>> Begin
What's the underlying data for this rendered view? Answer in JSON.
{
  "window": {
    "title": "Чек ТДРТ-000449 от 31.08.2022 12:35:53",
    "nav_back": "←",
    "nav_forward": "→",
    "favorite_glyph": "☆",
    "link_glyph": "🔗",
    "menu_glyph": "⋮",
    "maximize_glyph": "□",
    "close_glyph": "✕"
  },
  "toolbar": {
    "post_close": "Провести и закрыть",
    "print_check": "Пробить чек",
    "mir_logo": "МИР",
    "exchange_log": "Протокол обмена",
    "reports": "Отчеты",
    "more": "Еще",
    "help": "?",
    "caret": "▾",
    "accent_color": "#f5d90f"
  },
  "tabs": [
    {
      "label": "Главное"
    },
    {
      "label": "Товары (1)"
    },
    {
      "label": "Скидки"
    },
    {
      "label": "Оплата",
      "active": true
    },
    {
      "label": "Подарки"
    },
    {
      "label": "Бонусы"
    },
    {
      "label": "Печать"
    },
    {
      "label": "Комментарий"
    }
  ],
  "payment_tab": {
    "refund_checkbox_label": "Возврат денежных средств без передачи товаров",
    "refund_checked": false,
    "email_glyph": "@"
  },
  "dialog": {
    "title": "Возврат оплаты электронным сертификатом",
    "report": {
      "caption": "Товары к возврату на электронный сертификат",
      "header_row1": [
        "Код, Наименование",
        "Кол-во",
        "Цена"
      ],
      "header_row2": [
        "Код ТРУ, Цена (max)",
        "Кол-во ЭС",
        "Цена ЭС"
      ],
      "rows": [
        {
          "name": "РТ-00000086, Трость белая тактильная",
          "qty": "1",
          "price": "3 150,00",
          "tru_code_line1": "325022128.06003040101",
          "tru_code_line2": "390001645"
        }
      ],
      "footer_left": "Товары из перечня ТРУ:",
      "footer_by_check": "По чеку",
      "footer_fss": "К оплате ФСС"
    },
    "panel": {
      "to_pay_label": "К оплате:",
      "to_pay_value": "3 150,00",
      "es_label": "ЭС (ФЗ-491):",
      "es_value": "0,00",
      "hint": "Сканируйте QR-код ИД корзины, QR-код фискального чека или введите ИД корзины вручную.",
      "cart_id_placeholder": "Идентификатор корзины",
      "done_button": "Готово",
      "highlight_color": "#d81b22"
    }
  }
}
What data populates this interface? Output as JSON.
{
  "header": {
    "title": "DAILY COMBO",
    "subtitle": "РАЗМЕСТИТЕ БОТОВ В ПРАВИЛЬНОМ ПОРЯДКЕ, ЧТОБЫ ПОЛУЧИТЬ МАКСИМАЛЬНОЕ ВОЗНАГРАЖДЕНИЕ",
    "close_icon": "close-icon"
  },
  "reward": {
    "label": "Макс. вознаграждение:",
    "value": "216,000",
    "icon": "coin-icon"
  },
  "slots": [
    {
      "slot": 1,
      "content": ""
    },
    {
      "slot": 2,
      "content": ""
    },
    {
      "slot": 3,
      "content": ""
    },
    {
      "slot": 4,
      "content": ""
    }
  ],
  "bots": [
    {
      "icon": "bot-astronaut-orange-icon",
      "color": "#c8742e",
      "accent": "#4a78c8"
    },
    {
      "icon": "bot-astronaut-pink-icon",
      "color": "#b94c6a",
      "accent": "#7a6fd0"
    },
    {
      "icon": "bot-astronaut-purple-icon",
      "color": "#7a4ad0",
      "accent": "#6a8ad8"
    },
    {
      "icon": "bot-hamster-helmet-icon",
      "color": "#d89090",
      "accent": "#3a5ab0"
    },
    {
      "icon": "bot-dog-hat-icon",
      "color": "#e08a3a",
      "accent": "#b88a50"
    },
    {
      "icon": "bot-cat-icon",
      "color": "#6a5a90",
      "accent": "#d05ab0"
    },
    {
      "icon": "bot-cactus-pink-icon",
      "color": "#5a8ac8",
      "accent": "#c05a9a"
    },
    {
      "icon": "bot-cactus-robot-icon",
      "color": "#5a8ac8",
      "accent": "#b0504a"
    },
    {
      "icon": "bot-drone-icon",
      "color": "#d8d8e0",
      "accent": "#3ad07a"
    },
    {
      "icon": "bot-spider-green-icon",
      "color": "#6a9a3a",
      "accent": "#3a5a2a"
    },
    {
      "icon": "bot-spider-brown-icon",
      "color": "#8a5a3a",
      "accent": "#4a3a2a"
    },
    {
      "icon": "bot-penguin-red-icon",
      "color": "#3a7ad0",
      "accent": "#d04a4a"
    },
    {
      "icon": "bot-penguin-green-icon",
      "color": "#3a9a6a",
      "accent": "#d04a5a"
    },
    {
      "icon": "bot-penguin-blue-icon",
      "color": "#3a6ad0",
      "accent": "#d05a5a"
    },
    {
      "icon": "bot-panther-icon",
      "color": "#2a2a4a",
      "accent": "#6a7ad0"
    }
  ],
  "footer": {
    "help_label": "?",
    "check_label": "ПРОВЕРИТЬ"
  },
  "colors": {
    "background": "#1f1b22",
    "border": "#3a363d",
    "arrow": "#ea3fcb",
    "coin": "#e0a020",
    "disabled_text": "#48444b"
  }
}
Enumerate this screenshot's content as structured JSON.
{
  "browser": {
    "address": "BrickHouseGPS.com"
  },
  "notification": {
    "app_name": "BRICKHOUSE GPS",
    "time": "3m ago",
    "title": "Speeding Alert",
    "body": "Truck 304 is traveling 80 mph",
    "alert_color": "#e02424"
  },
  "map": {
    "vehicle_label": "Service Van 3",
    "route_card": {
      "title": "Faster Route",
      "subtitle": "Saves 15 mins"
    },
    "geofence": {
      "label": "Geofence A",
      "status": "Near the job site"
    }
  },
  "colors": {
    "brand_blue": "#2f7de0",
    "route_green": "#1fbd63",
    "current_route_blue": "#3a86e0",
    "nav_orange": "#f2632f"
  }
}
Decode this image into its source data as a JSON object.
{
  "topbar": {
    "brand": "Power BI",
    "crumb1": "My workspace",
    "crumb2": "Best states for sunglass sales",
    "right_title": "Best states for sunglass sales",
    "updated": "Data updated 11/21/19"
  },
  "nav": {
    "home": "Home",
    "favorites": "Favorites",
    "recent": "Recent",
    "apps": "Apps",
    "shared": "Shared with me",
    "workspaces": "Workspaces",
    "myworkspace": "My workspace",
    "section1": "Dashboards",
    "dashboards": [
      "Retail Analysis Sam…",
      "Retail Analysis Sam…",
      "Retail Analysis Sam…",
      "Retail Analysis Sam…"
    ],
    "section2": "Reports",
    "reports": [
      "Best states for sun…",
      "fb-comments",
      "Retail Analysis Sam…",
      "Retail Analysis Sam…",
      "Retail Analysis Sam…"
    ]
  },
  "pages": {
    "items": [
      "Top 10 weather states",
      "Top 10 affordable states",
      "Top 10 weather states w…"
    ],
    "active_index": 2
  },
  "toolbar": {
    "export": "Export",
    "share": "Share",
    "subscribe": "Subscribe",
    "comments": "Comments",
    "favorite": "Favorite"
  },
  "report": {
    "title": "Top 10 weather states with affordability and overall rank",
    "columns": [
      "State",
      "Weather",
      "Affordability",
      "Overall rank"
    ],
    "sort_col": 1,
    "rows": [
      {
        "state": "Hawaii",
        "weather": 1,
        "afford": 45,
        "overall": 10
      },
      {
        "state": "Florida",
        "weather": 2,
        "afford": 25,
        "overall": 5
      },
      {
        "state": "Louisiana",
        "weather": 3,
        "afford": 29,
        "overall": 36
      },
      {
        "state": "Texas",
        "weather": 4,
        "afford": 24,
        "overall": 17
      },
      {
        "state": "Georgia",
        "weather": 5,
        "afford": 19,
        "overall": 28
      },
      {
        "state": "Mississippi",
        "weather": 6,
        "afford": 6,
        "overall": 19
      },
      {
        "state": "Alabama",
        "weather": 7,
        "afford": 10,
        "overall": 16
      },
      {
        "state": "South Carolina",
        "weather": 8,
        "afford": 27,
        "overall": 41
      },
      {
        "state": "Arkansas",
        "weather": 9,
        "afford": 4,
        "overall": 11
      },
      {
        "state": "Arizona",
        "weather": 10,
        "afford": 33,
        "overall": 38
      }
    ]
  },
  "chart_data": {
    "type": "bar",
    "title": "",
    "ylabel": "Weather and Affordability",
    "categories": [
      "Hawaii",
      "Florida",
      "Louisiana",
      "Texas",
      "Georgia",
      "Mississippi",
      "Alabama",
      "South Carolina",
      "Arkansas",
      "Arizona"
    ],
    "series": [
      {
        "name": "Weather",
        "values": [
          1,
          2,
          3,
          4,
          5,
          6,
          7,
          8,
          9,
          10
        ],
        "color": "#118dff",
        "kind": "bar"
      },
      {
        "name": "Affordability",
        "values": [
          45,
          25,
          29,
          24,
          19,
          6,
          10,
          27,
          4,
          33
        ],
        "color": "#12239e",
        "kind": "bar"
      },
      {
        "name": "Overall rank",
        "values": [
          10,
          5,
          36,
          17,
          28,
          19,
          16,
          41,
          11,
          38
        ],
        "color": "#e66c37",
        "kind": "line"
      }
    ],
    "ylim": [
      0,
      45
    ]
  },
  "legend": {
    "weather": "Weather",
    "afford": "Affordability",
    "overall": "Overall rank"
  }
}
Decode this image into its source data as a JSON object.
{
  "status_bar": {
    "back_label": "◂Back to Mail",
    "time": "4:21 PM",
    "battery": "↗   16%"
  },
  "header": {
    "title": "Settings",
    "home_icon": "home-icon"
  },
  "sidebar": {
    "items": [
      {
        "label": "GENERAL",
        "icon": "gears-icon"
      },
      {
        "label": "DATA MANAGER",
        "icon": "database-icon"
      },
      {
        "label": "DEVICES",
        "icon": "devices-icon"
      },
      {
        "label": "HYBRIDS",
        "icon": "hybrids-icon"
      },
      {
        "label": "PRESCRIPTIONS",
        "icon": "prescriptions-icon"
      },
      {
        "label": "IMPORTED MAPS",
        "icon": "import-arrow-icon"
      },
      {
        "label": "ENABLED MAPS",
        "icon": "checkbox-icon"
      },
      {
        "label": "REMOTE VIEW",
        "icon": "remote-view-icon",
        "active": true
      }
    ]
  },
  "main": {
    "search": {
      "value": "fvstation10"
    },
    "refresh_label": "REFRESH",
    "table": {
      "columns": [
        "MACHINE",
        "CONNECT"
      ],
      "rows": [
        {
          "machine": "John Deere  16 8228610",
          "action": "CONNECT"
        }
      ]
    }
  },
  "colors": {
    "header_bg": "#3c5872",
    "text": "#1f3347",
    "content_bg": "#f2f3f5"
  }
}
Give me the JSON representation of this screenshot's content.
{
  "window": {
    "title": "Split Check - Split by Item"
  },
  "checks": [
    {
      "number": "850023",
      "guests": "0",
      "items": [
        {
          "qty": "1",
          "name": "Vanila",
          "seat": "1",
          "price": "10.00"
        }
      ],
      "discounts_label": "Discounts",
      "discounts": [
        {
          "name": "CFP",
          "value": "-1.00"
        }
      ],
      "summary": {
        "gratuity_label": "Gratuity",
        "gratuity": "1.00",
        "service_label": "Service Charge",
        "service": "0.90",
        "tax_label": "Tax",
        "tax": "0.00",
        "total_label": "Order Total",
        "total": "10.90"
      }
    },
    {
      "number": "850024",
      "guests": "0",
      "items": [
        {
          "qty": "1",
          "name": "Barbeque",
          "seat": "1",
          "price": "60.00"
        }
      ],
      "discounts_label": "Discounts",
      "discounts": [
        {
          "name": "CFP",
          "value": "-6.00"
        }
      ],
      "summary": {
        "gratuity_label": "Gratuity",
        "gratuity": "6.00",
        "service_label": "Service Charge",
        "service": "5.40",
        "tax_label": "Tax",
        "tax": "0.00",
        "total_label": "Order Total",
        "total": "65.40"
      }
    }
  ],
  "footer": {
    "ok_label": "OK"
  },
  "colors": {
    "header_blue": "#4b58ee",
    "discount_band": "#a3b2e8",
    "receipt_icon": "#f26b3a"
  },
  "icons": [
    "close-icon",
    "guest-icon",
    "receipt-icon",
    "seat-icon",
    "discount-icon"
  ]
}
>> End
▶ Objective
Go through the data and gather every line that holds "spider".

▶ The completed task
      "icon": "bot-spider-green-icon",
      "icon": "bot-spider-brown-icon",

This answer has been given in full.